Directions for this task – Quote every line of the material beneath this one.
────────────────────────────────────────
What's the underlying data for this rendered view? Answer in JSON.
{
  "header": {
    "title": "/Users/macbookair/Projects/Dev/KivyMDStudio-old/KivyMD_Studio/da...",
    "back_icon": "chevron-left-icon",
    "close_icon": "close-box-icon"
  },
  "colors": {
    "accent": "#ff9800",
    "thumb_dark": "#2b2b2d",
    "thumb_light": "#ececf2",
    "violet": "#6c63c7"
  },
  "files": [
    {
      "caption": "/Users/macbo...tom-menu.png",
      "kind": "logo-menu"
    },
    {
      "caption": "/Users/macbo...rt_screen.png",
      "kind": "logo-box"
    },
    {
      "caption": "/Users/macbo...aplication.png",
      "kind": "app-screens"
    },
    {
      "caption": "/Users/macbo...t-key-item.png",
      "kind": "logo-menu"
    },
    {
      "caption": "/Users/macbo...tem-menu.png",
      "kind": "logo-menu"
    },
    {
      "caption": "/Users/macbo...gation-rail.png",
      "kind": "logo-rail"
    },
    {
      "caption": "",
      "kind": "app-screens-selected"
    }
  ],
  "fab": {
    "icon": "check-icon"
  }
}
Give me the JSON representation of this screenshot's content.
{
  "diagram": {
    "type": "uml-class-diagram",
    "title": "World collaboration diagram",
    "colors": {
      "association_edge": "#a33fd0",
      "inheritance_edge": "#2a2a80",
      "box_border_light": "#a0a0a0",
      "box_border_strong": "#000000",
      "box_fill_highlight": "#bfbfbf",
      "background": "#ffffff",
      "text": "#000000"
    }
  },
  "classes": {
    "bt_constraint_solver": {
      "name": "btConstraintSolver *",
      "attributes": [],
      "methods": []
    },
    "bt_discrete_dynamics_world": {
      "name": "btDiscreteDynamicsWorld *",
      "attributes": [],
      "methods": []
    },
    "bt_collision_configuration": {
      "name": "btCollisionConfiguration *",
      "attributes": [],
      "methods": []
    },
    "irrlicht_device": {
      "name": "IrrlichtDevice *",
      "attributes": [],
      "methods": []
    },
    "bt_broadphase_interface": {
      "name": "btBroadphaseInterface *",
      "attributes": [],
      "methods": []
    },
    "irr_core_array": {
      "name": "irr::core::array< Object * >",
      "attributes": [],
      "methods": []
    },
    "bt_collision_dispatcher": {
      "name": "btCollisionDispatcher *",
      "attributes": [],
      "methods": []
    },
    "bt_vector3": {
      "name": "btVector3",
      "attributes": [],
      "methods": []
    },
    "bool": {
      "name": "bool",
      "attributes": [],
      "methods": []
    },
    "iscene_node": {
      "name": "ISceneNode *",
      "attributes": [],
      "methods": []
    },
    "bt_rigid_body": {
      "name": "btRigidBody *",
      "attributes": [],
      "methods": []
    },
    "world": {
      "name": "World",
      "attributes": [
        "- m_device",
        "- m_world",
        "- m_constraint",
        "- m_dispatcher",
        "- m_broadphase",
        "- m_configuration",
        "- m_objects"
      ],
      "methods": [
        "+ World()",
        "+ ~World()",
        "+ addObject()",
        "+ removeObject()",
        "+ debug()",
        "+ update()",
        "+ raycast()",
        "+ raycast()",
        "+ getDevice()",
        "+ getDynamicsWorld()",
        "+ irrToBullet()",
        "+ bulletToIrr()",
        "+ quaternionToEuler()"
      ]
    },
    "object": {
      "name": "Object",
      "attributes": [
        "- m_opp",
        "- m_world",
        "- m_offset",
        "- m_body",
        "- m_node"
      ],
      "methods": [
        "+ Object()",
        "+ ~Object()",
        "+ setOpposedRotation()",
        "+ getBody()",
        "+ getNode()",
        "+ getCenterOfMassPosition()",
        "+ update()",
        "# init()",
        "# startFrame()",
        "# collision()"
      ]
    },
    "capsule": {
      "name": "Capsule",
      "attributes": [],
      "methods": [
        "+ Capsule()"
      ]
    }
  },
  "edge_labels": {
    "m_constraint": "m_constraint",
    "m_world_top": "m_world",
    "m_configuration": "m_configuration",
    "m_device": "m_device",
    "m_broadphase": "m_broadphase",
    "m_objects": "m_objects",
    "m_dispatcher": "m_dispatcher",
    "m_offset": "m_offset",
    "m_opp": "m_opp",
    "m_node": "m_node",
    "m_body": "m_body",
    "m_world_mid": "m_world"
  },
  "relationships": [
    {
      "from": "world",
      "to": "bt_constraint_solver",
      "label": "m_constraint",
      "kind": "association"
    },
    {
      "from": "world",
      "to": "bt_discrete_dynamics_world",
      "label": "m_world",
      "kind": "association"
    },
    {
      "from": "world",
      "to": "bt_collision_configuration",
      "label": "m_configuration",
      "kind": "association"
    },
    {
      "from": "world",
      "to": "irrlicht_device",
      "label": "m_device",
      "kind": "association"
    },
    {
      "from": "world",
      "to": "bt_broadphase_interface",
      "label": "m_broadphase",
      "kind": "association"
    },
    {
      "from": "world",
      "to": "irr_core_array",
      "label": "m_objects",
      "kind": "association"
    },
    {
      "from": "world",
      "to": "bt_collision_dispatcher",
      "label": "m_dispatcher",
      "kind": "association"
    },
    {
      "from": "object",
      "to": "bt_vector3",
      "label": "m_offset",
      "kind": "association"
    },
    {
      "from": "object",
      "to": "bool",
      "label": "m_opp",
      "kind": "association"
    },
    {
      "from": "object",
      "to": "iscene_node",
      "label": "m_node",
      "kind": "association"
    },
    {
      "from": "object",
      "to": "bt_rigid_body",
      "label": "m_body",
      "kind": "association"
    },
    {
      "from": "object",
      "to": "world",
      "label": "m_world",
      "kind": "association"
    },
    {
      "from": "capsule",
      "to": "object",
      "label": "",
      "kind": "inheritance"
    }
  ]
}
────────────────────────────────────────
Exercise response –
What's the underlying data for this rendered view? Answer in JSON.
{
  "header": {
    "title": "/Users/macbookair/Projects/Dev/KivyMDStudio-old/KivyMD_Studio/da...",
    "back_icon": "chevron-left-icon",
    "close_icon": "close-box-icon"
  },
  "colors": {
    "accent": "#ff9800",
    "thumb_dark": "#2b2b2d",
    "thumb_light": "#ececf2",
    "violet": "#6c63c7"
  },
  "files": [
    {
      "caption": "/Users/macbo...tom-menu.png",
      "kind": "logo-menu"
    },
    {
      "caption": "/Users/macbo...rt_screen.png",
      "kind": "logo-box"
    },
    {
      "caption": "/Users/macbo...aplication.png",
      "kind": "app-screens"
    },
    {
      "caption": "/Users/macbo...t-key-item.png",
      "kind": "logo-menu"
    },
    {
      "caption": "/Users/macbo...tem-menu.png",
      "kind": "logo-menu"
    },
    {
      "caption": "/Users/macbo...gation-rail.png",
      "kind": "logo-rail"
    },
    {
      "caption": "",
      "kind": "app-screens-selected"
    }
  ],
  "fab": {
    "icon": "check-icon"
  }
}
Give me the JSON representation of this screenshot's content.
{
  "diagram": {
    "type": "uml-class-diagram",
    "title": "World collaboration diagram",
    "colors": {
      "association_edge": "#a33fd0",
      "inheritance_edge": "#2a2a80",
      "box_border_light": "#a0a0a0",
      "box_border_strong": "#000000",
      "box_fill_highlight": "#bfbfbf",
      "background": "#ffffff",
      "text": "#000000"
    }
  },
  "classes": {
    "bt_constraint_solver": {
      "name": "btConstraintSolver *",
      "attributes": [],
      "methods": []
    },
    "bt_discrete_dynamics_world": {
      "name": "btDiscreteDynamicsWorld *",
      "attributes": [],
      "methods": []
    },
    "bt_collision_configuration": {
      "name": "btCollisionConfiguration *",
      "attributes": [],
      "methods": []
    },
    "irrlicht_device": {
      "name": "IrrlichtDevice *",
      "attributes": [],
      "methods": []
    },
    "bt_broadphase_interface": {
      "name": "btBroadphaseInterface *",
      "attributes": [],
      "methods": []
    },
    "irr_core_array": {
      "name": "irr::core::array< Object * >",
      "attributes": [],
      "methods": []
    },
    "bt_collision_dispatcher": {
      "name": "btCollisionDispatcher *",
      "attributes": [],
      "methods": []
    },
    "bt_vector3": {
      "name": "btVector3",
      "attributes": [],
      "methods": []
    },
    "bool": {
      "name": "bool",
      "attributes": [],
      "methods": []
    },
    "iscene_node": {
      "name": "ISceneNode *",
      "attributes": [],
      "methods": []
    },
    "bt_rigid_body": {
      "name": "btRigidBody *",
      "attributes": [],
      "methods": []
    },
    "world": {
      "name": "World",
      "attributes": [
        "- m_device",
        "- m_world",
        "- m_constraint",
        "- m_dispatcher",
        "- m_broadphase",
        "- m_configuration",
        "- m_objects"
      ],
      "methods": [
        "+ World()",
        "+ ~World()",
        "+ addObject()",
        "+ removeObject()",
        "+ debug()",
        "+ update()",
        "+ raycast()",
        "+ raycast()",
        "+ getDevice()",
        "+ getDynamicsWorld()",
        "+ irrToBullet()",
        "+ bulletToIrr()",
        "+ quaternionToEuler()"
      ]
    },
    "object": {
      "name": "Object",
      "attributes": [
        "- m_opp",
        "- m_world",
        "- m_offset",
        "- m_body",
        "- m_node"
      ],
      "methods": [
        "+ Object()",
        "+ ~Object()",
        "+ setOpposedRotation()",
        "+ getBody()",
        "+ getNode()",
        "+ getCenterOfMassPosition()",
        "+ update()",
        "# init()",
        "# startFrame()",
        "# collision()"
      ]
    },
    "capsule": {
      "name": "Capsule",
      "attributes": [],
      "methods": [
        "+ Capsule()"
      ]
    }
  },
  "edge_labels": {
    "m_constraint": "m_constraint",
    "m_world_top": "m_world",
    "m_configuration": "m_configuration",
    "m_device": "m_device",
    "m_broadphase": "m_broadphase",
    "m_objects": "m_objects",
    "m_dispatcher": "m_dispatcher",
    "m_offset": "m_offset",
    "m_opp": "m_opp",
    "m_node": "m_node",
    "m_body": "m_body",
    "m_world_mid": "m_world"
  },
  "relationships": [
    {
      "from": "world",
      "to": "bt_constraint_solver",
      "label": "m_constraint",
      "kind": "association"
    },
    {
      "from": "world",
      "to": "bt_discrete_dynamics_world",
      "label": "m_world",
      "kind": "association"
    },
    {
      "from": "world",
      "to": "bt_collision_configuration",
      "label": "m_configuration",
      "kind": "association"
    },
    {
      "from": "world",
      "to": "irrlicht_device",
      "label": "m_device",
      "kind": "association"
    },
    {
      "from": "world",
      "to": "bt_broadphase_interface",
      "label": "m_broadphase",
      "kind": "association"
    },
    {
      "from": "world",
      "to": "irr_core_array",
      "label": "m_objects",
      "kind": "association"
    },
    {
      "from": "world",
      "to": "bt_collision_dispatcher",
      "label": "m_dispatcher",
      "kind": "association"
    },
    {
      "from": "object",
      "to": "bt_vector3",
      "label": "m_offset",
      "kind": "association"
    },
    {
      "from": "object",
      "to": "bool",
      "label": "m_opp",
      "kind": "association"
    },
    {
      "from": "object",
      "to": "iscene_node",
      "label": "m_node",
      "kind": "association"
    },
    {
      "from": "object",
      "to": "bt_rigid_body",
      "label": "m_body",
      "kind": "association"
    },
    {
      "from": "object",
      "to": "world",
      "label": "m_world",
      "kind": "association"
    },
    {
      "from": "capsule",
      "to": "object",
      "label": "",
      "kind": "inheritance"
    }
  ]
}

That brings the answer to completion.